##### Information supplied #####

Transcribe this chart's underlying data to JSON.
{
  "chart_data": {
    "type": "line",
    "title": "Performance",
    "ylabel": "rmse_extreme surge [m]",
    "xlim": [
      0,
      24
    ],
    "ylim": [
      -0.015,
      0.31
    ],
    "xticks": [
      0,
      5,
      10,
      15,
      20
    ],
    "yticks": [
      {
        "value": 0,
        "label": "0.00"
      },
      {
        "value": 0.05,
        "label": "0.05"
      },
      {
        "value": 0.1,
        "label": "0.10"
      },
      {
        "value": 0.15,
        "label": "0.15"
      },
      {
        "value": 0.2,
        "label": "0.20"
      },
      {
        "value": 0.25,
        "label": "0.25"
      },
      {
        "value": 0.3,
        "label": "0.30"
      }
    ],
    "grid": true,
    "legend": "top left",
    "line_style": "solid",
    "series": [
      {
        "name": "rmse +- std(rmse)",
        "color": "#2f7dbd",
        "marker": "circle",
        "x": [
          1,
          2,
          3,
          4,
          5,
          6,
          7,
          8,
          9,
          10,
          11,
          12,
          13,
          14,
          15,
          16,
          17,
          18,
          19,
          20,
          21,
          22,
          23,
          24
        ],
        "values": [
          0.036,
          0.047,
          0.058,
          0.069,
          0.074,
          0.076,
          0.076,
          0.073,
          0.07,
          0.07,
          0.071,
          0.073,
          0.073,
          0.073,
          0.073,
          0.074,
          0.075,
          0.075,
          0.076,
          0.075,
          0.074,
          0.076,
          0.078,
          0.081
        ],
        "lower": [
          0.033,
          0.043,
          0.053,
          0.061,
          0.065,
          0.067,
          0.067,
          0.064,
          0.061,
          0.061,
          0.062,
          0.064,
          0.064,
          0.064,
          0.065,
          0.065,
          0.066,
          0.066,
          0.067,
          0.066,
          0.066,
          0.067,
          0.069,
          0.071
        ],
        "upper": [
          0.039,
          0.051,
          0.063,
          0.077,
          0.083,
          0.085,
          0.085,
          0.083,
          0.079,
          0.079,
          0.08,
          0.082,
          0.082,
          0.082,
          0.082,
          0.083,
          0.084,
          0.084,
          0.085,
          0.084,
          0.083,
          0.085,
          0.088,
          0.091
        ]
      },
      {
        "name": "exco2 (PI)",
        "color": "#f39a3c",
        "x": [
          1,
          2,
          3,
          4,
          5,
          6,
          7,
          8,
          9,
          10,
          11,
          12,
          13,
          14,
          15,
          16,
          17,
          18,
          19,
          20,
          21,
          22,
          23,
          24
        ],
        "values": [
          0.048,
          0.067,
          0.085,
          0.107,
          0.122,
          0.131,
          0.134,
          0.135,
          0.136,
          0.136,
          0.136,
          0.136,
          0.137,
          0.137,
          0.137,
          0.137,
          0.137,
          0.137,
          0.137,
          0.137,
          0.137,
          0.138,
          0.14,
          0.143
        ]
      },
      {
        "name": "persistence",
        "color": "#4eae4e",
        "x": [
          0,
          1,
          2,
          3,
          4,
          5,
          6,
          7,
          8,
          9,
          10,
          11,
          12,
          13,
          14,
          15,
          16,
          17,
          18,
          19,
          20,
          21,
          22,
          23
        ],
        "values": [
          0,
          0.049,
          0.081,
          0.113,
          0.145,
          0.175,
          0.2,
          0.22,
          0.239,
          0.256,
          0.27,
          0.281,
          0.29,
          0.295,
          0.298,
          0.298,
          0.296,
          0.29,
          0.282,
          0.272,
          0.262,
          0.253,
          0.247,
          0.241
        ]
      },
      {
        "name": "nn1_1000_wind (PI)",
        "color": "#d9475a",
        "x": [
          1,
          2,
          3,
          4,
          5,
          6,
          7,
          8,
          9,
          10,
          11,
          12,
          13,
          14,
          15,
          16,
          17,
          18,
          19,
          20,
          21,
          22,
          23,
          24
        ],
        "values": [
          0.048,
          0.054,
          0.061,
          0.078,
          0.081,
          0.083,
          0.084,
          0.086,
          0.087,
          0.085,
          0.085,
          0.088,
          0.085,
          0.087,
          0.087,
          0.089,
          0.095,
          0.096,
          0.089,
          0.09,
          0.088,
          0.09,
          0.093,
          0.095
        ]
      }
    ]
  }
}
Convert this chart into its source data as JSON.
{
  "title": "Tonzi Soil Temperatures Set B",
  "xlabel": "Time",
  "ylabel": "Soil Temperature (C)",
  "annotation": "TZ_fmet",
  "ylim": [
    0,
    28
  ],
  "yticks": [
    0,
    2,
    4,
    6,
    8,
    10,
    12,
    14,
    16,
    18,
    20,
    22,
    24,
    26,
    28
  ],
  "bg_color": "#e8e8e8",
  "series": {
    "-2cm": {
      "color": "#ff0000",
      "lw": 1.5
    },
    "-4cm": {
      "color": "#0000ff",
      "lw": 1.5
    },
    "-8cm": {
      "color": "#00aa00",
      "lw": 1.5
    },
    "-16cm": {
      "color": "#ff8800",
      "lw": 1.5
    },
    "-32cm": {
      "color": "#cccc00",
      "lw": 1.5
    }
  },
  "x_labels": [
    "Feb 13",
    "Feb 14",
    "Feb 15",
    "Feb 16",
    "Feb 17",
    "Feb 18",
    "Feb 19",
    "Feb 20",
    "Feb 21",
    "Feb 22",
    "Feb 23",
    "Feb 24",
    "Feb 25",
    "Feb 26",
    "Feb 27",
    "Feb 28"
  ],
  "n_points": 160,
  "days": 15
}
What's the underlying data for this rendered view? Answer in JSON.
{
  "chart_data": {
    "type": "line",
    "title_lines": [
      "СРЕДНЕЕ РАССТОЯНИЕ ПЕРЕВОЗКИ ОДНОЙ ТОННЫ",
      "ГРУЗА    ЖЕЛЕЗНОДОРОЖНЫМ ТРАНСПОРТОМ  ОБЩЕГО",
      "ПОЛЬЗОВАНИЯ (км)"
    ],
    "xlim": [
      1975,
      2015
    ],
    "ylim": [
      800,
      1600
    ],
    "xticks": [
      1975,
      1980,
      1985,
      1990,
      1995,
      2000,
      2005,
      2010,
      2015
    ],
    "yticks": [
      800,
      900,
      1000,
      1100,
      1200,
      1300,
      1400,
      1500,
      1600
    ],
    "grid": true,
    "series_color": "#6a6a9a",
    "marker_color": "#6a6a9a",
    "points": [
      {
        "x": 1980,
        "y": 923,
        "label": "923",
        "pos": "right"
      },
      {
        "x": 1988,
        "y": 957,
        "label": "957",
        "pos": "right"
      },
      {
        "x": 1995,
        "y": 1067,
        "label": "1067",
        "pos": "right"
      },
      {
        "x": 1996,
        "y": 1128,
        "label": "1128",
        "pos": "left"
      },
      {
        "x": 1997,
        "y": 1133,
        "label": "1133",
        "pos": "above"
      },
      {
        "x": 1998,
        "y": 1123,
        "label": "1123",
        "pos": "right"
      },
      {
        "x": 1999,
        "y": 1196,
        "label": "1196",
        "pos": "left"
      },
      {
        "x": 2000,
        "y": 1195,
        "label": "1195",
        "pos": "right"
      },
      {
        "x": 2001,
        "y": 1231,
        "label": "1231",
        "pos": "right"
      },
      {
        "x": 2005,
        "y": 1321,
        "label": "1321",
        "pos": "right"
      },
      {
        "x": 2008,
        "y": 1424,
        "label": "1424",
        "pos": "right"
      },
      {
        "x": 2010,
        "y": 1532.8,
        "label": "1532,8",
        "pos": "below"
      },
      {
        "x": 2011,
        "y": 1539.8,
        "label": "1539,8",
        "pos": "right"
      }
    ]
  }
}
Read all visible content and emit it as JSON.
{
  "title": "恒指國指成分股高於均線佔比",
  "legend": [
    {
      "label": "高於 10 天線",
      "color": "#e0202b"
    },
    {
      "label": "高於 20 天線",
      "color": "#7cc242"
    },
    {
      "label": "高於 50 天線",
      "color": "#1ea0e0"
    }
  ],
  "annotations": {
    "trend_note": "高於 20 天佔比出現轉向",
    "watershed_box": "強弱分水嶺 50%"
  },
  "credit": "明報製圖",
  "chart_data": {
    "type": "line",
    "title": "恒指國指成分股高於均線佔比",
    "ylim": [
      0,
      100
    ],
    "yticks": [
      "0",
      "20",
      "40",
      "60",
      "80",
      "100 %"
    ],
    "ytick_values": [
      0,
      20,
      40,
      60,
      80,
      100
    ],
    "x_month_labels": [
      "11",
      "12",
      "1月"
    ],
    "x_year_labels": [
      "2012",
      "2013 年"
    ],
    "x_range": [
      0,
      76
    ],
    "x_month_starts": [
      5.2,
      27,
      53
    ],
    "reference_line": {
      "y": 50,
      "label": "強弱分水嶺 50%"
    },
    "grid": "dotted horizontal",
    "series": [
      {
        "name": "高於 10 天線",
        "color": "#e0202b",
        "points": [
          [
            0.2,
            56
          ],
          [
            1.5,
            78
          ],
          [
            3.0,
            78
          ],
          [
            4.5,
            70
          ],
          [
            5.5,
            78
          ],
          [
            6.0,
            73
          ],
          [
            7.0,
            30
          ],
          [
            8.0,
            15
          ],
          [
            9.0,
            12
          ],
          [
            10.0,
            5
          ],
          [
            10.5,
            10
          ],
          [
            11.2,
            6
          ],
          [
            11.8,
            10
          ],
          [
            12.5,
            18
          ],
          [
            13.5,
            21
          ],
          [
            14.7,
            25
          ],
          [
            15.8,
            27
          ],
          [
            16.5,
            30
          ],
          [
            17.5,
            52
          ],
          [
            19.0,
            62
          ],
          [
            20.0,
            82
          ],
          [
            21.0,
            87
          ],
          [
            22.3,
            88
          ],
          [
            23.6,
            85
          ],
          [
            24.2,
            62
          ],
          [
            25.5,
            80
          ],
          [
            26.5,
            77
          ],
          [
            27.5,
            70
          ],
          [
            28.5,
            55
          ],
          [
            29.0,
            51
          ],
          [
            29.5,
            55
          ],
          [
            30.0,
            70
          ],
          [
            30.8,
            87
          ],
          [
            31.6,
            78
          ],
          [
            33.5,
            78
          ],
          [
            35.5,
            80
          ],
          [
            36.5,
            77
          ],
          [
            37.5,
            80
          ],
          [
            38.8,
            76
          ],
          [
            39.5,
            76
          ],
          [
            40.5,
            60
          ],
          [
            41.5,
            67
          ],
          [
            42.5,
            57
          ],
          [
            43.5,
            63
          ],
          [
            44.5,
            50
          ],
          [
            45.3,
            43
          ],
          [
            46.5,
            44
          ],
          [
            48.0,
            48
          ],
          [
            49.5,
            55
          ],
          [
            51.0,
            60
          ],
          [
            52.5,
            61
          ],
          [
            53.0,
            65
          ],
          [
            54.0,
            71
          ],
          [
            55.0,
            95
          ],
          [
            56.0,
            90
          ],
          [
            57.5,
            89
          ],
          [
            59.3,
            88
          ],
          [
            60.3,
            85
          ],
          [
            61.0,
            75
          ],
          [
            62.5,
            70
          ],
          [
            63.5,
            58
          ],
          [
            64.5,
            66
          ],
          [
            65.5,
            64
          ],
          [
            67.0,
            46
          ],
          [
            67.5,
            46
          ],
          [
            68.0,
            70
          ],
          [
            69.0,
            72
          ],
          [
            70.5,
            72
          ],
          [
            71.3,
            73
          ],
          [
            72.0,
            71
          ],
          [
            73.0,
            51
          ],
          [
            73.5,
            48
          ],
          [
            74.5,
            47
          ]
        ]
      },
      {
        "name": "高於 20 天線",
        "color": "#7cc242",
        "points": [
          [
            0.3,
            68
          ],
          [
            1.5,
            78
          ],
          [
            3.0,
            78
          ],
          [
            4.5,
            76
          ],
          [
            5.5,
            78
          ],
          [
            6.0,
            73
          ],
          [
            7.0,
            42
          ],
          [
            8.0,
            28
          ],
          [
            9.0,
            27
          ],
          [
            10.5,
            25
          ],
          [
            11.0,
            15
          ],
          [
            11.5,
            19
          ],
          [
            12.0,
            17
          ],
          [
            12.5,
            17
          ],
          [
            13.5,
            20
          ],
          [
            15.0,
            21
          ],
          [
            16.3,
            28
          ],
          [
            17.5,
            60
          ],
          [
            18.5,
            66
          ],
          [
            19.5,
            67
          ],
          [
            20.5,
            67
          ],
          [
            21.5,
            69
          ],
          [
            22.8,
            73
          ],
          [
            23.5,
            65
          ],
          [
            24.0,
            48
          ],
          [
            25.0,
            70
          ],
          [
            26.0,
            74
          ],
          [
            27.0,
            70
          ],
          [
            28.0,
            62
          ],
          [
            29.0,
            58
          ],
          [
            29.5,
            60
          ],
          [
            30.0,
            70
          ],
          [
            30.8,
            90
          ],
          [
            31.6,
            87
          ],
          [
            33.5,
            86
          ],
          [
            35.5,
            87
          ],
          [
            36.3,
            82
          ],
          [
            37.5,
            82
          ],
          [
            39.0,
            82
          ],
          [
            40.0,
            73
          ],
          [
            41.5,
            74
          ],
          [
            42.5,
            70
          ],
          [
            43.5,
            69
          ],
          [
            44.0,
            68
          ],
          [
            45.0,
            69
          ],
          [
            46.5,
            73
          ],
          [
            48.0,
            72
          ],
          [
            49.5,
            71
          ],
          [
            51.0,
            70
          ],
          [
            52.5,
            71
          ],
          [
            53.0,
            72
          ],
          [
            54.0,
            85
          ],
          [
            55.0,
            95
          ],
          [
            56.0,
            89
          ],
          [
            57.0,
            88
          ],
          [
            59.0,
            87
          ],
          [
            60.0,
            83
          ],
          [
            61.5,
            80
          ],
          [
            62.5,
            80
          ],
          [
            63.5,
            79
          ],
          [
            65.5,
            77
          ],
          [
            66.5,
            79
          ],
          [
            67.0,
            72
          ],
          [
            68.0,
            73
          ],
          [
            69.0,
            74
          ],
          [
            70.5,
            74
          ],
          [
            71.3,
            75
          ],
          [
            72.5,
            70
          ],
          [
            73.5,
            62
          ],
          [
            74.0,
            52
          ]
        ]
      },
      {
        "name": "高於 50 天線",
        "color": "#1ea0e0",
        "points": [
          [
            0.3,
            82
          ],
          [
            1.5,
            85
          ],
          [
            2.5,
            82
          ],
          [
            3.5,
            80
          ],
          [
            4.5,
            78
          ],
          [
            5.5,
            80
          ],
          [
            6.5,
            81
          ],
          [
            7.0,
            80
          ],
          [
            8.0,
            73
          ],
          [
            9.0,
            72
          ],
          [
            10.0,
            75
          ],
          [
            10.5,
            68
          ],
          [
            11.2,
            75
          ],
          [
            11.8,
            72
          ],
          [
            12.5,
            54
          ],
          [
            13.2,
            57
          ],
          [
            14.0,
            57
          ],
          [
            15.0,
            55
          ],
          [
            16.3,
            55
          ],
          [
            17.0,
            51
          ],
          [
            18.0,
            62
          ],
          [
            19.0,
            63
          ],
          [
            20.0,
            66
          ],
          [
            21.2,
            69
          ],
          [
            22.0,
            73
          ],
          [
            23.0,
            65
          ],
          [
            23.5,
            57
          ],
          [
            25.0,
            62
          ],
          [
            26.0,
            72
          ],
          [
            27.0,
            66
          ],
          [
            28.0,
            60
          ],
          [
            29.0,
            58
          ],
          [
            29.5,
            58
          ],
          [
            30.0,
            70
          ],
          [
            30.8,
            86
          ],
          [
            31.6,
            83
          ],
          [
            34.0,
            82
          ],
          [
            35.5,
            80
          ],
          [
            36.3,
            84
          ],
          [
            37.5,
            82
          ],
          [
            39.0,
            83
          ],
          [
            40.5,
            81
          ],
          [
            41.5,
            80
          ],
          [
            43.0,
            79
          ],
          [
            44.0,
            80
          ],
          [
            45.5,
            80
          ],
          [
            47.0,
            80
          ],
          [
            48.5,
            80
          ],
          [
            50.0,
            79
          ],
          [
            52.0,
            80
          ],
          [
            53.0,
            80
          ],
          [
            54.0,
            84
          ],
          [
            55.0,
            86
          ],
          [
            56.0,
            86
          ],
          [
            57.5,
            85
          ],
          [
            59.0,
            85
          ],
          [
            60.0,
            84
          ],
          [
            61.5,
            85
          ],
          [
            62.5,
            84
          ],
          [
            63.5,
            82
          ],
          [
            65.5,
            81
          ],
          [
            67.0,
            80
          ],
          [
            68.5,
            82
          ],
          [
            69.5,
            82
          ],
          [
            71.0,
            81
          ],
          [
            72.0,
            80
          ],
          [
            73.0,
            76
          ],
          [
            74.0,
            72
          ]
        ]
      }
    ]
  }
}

#####

-- Exercise brief --
Out of the material above, select every line that holds the string "underlying".

-- Answer in full --
Transcribe this chart's underlying data to JSON.
What's the underlying data for this rendered view? Answer in JSON.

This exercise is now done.